:: Task objective ::
Repeat the whole listing exactly.

════

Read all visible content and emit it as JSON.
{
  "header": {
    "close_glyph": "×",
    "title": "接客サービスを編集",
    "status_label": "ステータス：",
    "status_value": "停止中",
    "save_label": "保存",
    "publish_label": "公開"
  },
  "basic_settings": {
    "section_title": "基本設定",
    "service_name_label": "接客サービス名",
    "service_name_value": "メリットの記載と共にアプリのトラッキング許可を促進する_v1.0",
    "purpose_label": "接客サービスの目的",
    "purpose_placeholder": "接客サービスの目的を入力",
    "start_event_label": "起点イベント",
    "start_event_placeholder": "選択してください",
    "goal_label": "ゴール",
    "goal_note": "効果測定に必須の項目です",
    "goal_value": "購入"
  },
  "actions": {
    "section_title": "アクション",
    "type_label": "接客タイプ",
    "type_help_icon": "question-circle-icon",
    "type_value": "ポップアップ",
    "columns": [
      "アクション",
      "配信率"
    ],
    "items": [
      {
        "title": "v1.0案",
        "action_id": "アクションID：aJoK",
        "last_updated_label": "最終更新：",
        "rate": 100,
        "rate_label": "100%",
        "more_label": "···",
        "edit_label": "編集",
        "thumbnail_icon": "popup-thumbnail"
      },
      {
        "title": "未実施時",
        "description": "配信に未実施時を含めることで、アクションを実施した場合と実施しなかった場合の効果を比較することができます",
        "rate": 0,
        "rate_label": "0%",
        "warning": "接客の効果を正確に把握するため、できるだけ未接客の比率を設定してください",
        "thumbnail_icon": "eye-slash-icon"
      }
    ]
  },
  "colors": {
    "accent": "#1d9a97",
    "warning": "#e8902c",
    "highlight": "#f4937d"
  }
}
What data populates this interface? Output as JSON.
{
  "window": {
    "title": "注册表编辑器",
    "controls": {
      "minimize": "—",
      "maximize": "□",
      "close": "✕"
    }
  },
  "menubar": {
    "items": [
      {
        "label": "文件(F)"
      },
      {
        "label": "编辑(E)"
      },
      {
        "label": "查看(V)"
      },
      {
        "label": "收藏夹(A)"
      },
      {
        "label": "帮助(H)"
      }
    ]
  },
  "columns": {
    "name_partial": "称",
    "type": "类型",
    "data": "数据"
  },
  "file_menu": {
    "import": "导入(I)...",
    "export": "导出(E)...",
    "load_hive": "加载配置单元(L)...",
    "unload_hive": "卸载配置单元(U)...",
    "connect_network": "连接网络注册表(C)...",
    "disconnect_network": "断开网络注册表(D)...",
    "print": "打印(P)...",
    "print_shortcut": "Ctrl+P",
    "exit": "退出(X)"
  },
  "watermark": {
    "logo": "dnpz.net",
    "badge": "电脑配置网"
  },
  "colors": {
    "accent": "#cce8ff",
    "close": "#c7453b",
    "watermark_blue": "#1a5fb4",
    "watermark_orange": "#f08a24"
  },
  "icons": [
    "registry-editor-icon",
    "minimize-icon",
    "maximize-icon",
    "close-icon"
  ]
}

════

:: Solution ::
Read all visible content and emit it as JSON.
{
  "header": {
    "close_glyph": "×",
    "title": "接客サービスを編集",
    "status_label": "ステータス：",
    "status_value": "停止中",
    "save_label": "保存",
    "publish_label": "公開"
  },
  "basic_settings": {
    "section_title": "基本設定",
    "service_name_label": "接客サービス名",
    "service_name_value": "メリットの記載と共にアプリのトラッキング許可を促進する_v1.0",
    "purpose_label": "接客サービスの目的",
    "purpose_placeholder": "接客サービスの目的を入力",
    "start_event_label": "起点イベント",
    "start_event_placeholder": "選択してください",
    "goal_label": "ゴール",
    "goal_note": "効果測定に必須の項目です",
    "goal_value": "購入"
  },
  "actions": {
    "section_title": "アクション",
    "type_label": "接客タイプ",
    "type_help_icon": "question-circle-icon",
    "type_value": "ポップアップ",
    "columns": [
      "アクション",
      "配信率"
    ],
    "items": [
      {
        "title": "v1.0案",
        "action_id": "アクションID：aJoK",
        "last_updated_label": "最終更新：",
        "rate": 100,
        "rate_label": "100%",
        "more_label": "···",
        "edit_label": "編集",
        "thumbnail_icon": "popup-thumbnail"
      },
      {
        "title": "未実施時",
        "description": "配信に未実施時を含めることで、アクションを実施した場合と実施しなかった場合の効果を比較することができます",
        "rate": 0,
        "rate_label": "0%",
        "warning": "接客の効果を正確に把握するため、できるだけ未接客の比率を設定してください",
        "thumbnail_icon": "eye-slash-icon"
      }
    ]
  },
  "colors": {
    "accent": "#1d9a97",
    "warning": "#e8902c",
    "highlight": "#f4937d"
  }
}
What data populates this interface? Output as JSON.
{
  "window": {
    "title": "注册表编辑器",
    "controls": {
      "minimize": "—",
      "maximize": "□",
      "close": "✕"
    }
  },
  "menubar": {
    "items": [
      {
        "label": "文件(F)"
      },
      {
        "label": "编辑(E)"
      },
      {
        "label": "查看(V)"
      },
      {
        "label": "收藏夹(A)"
      },
      {
        "label": "帮助(H)"
      }
    ]
  },
  "columns": {
    "name_partial": "称",
    "type": "类型",
    "data": "数据"
  },
  "file_menu": {
    "import": "导入(I)...",
    "export": "导出(E)...",
    "load_hive": "加载配置单元(L)...",
    "unload_hive": "卸载配置单元(U)...",
    "connect_network": "连接网络注册表(C)...",
    "disconnect_network": "断开网络注册表(D)...",
    "print": "打印(P)...",
    "print_shortcut": "Ctrl+P",
    "exit": "退出(X)"
  },
  "watermark": {
    "logo": "dnpz.net",
    "badge": "电脑配置网"
  },
  "colors": {
    "accent": "#cce8ff",
    "close": "#c7453b",
    "watermark_blue": "#1a5fb4",
    "watermark_orange": "#f08a24"
  },
  "icons": [
    "registry-editor-icon",
    "minimize-icon",
    "maximize-icon",
    "close-icon"
  ]
}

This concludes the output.